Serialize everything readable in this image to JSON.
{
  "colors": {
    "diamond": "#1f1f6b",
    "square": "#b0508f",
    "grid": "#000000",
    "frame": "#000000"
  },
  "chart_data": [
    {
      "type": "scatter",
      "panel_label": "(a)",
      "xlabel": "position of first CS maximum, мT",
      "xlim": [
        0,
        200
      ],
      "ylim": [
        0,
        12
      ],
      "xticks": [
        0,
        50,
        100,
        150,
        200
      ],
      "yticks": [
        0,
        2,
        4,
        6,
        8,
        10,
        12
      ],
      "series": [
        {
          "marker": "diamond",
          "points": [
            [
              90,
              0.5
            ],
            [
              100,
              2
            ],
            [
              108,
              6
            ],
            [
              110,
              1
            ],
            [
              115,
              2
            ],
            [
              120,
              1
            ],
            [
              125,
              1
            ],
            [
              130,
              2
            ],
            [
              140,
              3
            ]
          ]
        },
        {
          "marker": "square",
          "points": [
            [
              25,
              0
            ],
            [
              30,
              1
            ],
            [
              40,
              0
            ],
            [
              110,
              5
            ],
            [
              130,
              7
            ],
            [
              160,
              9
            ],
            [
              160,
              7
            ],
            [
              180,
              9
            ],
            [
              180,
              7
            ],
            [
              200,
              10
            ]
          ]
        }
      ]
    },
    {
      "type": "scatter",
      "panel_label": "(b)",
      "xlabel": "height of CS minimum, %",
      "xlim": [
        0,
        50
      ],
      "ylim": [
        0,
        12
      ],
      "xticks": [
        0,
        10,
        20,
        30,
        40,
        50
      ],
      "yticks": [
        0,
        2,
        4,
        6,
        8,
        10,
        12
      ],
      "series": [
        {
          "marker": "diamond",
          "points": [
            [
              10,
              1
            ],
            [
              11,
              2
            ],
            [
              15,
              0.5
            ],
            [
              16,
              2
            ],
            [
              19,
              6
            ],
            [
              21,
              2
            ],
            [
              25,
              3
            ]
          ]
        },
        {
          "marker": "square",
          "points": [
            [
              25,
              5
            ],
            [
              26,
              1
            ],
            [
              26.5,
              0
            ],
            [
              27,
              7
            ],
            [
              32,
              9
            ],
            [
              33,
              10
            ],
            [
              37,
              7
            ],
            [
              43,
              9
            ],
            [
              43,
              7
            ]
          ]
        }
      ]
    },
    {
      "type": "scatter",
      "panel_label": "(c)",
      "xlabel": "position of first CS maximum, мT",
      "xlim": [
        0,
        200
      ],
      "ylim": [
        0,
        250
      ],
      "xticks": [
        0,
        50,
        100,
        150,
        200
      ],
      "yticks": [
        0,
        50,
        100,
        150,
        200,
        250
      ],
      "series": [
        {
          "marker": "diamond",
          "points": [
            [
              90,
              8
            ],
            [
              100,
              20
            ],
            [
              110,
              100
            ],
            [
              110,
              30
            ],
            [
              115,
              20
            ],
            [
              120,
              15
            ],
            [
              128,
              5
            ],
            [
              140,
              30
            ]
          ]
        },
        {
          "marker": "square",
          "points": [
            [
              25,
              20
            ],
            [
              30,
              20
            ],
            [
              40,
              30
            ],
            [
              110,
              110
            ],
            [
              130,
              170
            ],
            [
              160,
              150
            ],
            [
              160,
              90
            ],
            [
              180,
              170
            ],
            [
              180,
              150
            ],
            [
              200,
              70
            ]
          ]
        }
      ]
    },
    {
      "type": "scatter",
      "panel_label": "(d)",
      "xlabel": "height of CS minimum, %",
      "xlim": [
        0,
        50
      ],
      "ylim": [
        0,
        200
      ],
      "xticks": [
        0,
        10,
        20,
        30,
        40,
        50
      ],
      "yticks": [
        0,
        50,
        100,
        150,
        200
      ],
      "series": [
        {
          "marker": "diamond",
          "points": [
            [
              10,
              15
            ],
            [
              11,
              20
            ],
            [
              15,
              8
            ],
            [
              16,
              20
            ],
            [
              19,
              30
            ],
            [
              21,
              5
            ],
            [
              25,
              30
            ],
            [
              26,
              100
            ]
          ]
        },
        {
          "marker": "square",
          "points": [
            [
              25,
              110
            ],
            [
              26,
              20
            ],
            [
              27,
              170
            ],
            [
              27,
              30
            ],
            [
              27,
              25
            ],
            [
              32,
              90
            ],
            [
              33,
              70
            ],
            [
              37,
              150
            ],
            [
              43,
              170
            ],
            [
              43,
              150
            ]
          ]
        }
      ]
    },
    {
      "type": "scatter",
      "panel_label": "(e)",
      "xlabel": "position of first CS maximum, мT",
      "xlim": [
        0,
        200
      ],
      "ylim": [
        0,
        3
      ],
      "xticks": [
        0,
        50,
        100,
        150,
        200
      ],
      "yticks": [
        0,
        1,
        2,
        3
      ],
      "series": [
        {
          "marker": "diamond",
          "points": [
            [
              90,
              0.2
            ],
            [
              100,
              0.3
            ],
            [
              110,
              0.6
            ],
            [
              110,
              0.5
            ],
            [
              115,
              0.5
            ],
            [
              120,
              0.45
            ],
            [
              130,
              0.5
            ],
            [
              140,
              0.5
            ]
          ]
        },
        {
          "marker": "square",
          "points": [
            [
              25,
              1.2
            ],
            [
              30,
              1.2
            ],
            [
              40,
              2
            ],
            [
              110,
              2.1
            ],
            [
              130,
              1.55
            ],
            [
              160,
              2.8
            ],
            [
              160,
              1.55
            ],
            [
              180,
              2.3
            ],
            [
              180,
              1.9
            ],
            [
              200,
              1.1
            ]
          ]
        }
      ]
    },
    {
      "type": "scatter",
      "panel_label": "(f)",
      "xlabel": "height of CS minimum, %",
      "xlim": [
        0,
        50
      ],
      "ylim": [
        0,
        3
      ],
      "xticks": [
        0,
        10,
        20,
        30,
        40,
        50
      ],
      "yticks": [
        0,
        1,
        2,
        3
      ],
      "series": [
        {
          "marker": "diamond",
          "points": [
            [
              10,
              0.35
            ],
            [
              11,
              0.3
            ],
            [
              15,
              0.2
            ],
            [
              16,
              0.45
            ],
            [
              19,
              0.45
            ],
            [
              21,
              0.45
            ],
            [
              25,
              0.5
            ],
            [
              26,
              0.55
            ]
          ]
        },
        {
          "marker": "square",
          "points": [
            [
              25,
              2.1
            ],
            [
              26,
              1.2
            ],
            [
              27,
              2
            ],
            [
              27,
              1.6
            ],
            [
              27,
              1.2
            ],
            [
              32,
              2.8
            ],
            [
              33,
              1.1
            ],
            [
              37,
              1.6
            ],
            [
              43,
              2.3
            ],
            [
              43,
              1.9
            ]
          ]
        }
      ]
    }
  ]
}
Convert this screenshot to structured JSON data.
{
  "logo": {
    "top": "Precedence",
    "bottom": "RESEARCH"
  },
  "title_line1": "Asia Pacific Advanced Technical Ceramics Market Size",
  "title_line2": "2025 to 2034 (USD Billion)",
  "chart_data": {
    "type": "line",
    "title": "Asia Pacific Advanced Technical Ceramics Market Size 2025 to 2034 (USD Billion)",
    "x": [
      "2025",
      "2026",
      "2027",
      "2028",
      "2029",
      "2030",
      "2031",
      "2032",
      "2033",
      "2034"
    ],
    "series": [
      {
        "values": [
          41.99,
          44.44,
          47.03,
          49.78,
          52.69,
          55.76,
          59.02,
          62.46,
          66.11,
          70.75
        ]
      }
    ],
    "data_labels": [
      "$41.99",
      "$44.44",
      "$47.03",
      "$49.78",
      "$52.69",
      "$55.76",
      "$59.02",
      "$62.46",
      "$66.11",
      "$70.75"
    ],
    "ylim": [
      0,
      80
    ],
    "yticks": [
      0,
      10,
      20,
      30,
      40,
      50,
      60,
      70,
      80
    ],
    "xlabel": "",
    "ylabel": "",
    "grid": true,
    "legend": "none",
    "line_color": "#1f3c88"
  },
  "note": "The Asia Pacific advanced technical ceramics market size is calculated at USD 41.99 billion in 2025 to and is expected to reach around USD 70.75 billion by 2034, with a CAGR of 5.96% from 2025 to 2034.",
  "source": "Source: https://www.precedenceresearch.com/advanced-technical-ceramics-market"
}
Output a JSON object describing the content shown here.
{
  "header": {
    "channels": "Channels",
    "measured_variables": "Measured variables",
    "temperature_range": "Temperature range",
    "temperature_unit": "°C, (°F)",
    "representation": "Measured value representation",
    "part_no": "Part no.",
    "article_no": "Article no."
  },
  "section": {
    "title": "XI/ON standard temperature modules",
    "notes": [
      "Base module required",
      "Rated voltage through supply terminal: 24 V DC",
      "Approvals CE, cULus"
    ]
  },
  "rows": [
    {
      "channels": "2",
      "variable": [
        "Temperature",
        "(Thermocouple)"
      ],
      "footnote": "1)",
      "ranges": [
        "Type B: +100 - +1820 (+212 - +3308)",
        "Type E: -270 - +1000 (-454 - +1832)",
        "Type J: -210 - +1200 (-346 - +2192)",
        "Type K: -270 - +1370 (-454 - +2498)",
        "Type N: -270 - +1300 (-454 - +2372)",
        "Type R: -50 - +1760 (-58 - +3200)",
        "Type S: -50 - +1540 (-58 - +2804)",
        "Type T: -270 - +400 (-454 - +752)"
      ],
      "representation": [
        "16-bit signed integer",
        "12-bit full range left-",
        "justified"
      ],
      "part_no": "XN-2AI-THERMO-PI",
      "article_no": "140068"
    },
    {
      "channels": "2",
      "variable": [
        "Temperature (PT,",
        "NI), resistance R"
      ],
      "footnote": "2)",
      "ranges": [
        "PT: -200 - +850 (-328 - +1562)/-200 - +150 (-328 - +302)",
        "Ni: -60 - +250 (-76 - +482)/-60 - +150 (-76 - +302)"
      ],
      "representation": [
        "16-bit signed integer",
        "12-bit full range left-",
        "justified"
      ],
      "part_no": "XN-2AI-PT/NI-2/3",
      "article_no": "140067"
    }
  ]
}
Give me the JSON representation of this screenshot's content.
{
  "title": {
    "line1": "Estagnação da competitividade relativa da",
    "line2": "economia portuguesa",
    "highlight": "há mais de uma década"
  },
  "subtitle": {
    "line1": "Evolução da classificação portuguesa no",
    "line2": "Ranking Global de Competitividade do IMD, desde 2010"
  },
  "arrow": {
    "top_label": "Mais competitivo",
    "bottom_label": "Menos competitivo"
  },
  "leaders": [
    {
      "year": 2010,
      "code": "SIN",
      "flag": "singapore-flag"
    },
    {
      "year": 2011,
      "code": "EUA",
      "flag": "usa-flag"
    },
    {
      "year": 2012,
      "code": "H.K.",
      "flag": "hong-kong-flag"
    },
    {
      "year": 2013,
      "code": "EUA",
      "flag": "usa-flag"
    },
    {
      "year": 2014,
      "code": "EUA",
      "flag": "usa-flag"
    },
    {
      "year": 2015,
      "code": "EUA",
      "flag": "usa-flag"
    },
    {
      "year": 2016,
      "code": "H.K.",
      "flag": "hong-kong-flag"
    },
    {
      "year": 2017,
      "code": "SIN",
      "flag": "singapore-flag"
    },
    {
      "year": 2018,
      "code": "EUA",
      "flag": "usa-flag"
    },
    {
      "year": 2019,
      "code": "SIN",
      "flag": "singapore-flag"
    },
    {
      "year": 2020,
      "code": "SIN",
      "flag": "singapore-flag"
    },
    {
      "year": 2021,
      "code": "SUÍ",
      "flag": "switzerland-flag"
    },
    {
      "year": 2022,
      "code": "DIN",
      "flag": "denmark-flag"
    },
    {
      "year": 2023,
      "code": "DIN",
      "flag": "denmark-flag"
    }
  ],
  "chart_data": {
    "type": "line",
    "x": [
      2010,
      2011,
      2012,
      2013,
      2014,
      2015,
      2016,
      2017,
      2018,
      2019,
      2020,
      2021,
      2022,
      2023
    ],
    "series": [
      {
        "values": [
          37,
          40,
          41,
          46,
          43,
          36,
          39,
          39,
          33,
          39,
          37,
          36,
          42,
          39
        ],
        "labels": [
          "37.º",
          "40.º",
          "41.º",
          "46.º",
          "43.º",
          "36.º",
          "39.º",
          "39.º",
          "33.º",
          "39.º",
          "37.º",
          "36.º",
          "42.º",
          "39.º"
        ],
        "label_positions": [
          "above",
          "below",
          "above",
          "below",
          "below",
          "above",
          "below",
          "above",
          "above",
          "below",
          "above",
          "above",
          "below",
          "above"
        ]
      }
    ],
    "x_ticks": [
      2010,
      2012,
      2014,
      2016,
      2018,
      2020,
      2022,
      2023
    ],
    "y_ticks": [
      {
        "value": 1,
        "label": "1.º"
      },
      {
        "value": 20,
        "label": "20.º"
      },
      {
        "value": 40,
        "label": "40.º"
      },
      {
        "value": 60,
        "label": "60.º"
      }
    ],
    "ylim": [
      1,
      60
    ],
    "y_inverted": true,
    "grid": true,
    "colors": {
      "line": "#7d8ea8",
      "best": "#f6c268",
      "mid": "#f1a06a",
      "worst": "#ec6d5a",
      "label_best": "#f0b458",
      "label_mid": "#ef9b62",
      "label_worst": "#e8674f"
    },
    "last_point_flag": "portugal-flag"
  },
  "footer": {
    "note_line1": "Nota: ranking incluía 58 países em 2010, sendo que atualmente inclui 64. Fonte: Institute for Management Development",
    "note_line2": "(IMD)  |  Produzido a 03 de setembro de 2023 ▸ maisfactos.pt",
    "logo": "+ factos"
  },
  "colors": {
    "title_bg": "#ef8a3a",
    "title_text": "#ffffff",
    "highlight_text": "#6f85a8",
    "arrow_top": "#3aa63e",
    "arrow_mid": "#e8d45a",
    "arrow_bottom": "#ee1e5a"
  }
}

* STATED TASK:
Figure out how many lines of the data above include "content", then give the number and nothing more.

* OUTPUT BELOW:
2